Written task
Copy out each line that has "完成下面小题" in it.

--- start ---

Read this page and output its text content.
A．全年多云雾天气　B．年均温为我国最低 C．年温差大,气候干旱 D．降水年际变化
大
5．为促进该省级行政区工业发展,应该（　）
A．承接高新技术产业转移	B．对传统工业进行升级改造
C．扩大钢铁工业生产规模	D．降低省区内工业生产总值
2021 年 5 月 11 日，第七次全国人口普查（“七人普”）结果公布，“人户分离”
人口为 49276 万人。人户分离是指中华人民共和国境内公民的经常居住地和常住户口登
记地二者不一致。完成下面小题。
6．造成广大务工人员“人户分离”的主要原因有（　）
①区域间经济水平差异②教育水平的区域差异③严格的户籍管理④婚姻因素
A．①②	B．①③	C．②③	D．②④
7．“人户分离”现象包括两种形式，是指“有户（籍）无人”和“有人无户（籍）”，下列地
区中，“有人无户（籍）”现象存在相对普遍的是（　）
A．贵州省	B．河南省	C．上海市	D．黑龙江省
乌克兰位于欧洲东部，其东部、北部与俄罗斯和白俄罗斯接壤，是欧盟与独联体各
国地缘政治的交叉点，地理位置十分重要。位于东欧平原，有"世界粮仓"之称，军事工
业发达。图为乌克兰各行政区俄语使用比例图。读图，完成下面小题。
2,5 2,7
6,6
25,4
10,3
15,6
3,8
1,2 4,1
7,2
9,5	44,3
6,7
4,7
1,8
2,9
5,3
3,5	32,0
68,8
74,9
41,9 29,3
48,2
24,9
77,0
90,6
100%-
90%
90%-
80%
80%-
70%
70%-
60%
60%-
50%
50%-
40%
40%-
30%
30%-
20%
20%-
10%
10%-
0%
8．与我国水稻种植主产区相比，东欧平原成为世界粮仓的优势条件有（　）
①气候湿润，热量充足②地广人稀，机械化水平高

--- end ---

Answer below
记地二者不一致。完成下面小题。
业发达。图为乌克兰各行政区俄语使用比例图。读图，完成下面小题。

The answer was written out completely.